* [Exercise]: Wherever a line in the data below holds "source", copy that line.

————————

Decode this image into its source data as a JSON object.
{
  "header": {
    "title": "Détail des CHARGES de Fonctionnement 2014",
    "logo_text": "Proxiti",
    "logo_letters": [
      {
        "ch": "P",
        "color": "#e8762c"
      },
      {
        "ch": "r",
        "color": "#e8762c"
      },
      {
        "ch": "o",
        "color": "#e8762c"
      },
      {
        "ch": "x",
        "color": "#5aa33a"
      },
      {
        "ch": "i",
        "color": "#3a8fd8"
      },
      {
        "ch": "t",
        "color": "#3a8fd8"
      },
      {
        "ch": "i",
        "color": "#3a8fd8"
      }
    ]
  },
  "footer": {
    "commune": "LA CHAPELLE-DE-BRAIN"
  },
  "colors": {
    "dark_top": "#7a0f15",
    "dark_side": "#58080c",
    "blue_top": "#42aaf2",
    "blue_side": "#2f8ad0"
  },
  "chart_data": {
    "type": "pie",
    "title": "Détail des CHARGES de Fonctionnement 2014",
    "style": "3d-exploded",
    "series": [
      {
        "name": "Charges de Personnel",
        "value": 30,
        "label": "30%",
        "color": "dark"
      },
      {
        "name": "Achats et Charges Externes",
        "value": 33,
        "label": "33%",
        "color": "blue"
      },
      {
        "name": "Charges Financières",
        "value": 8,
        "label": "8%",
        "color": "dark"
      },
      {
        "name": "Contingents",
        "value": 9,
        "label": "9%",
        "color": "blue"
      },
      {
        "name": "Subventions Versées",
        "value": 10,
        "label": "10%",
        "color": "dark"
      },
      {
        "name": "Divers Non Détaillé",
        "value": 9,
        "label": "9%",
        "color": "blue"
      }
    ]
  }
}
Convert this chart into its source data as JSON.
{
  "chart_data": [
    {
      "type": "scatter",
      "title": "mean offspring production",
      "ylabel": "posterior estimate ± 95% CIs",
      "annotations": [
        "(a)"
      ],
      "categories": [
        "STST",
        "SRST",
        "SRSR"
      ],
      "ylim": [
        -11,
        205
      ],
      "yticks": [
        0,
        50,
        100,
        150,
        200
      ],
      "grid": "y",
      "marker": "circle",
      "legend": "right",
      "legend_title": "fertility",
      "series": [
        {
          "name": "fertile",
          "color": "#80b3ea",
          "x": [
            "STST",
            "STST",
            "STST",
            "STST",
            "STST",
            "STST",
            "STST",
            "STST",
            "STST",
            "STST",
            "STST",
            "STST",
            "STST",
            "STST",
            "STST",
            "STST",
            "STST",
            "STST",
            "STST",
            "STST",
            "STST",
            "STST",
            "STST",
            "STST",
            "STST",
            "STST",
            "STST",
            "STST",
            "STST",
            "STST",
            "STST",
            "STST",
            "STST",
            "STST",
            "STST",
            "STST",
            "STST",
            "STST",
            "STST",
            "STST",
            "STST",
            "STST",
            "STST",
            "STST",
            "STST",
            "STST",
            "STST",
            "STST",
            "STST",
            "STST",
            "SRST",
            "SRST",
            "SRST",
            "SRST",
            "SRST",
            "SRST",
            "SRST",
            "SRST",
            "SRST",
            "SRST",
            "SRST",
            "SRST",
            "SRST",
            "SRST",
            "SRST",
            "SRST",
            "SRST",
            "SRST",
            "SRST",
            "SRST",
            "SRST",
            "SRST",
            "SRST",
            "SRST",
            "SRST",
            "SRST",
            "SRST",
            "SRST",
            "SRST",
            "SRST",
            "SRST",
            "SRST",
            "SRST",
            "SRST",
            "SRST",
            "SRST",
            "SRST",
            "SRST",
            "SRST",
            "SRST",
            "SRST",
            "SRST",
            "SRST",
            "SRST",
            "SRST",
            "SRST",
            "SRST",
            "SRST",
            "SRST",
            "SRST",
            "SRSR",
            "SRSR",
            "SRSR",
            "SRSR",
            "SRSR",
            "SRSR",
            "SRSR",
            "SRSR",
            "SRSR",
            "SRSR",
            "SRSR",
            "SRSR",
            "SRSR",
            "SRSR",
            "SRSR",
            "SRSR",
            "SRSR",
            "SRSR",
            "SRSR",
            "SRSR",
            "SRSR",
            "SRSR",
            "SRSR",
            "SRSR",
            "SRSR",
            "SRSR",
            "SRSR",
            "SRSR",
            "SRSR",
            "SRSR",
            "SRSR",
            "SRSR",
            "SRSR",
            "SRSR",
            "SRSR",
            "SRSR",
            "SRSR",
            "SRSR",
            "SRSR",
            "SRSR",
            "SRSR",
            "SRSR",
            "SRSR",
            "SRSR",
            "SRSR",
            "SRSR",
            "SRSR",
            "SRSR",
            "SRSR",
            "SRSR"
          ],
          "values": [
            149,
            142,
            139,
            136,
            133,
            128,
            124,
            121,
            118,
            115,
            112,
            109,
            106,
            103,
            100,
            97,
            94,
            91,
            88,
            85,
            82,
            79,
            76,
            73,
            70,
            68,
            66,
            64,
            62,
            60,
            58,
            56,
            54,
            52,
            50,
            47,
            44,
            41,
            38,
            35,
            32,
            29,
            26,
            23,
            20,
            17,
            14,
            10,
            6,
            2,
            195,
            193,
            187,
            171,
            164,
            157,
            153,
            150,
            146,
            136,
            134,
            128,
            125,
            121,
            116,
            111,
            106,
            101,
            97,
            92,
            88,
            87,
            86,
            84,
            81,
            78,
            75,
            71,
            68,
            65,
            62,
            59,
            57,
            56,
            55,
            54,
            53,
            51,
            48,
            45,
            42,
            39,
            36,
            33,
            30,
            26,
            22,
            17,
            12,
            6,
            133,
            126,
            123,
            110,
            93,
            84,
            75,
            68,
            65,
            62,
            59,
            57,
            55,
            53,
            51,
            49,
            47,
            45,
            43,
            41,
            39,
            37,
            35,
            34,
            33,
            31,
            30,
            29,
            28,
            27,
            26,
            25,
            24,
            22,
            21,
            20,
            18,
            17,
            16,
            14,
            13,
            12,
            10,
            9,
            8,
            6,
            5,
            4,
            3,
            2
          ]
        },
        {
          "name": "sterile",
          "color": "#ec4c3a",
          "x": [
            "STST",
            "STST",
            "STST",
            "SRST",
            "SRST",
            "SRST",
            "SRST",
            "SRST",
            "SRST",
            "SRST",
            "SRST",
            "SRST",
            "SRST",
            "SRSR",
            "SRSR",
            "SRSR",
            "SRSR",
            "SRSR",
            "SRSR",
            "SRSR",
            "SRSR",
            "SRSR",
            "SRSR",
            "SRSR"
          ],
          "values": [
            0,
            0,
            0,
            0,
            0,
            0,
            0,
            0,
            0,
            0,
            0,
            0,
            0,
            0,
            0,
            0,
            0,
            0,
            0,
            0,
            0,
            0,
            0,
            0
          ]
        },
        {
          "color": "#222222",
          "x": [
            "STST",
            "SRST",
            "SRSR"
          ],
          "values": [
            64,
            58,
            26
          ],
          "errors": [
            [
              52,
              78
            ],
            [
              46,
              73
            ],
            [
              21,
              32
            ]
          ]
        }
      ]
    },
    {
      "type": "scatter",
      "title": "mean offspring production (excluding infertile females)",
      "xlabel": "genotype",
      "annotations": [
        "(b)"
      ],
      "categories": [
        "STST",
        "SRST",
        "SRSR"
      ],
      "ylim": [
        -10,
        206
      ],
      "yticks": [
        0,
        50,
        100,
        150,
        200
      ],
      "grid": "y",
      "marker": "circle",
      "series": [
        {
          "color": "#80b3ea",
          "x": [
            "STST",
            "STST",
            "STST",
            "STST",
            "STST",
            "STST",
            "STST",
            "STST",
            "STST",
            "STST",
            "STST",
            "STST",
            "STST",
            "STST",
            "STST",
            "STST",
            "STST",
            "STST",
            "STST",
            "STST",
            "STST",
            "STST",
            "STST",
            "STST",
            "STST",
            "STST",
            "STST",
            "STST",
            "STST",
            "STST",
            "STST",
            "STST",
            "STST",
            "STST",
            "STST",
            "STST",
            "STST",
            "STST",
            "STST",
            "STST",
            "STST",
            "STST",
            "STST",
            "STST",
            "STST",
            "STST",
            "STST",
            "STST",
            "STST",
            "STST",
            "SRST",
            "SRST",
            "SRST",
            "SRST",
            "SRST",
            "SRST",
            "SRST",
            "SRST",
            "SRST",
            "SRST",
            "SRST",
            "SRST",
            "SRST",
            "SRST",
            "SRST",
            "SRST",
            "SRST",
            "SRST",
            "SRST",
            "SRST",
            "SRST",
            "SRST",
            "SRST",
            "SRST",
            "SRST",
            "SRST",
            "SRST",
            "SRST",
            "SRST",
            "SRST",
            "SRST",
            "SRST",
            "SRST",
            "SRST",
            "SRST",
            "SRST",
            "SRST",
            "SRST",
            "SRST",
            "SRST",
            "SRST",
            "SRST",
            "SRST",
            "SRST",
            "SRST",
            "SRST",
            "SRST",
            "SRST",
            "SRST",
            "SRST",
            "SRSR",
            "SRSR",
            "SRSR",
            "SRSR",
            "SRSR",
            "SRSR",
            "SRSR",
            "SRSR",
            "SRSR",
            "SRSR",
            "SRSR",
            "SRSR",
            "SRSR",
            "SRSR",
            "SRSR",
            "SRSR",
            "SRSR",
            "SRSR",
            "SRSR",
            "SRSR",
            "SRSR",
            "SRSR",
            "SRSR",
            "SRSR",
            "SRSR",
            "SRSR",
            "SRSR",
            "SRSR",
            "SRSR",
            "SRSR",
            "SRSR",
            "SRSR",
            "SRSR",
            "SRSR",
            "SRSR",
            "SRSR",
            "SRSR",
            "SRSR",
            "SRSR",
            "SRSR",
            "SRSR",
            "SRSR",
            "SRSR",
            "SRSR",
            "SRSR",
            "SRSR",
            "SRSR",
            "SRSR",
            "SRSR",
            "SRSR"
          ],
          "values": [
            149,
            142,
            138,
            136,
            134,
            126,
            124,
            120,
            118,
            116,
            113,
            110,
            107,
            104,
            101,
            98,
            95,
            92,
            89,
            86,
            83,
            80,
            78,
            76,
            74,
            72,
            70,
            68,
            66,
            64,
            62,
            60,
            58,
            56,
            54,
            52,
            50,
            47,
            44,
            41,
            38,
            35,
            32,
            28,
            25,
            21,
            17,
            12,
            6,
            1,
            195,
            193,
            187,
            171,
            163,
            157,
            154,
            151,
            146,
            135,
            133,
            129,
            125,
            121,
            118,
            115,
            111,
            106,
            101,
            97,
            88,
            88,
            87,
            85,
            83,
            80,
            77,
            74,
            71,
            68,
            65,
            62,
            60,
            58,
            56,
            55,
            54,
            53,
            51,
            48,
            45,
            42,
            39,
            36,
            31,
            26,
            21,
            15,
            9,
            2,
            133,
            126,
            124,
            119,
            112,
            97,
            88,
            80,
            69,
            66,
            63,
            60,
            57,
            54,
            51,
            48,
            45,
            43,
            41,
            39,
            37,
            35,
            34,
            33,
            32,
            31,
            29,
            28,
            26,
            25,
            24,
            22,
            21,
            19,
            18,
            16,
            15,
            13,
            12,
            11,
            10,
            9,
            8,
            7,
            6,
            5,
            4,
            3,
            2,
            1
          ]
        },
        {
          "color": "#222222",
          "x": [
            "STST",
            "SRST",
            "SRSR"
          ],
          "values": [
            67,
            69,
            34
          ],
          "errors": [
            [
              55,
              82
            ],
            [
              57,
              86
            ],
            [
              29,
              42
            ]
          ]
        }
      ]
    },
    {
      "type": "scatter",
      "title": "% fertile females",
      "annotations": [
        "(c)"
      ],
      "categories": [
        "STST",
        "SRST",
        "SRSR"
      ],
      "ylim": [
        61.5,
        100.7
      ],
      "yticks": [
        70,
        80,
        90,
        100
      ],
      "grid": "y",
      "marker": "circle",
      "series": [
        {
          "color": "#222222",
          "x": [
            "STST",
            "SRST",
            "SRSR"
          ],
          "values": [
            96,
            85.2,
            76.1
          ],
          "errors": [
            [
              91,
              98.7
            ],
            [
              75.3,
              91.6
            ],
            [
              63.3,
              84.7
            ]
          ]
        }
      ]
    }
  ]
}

————————

* [Answer to the exercise]:
Decode this image into its source data as a JSON object.
Convert this chart into its source data as JSON.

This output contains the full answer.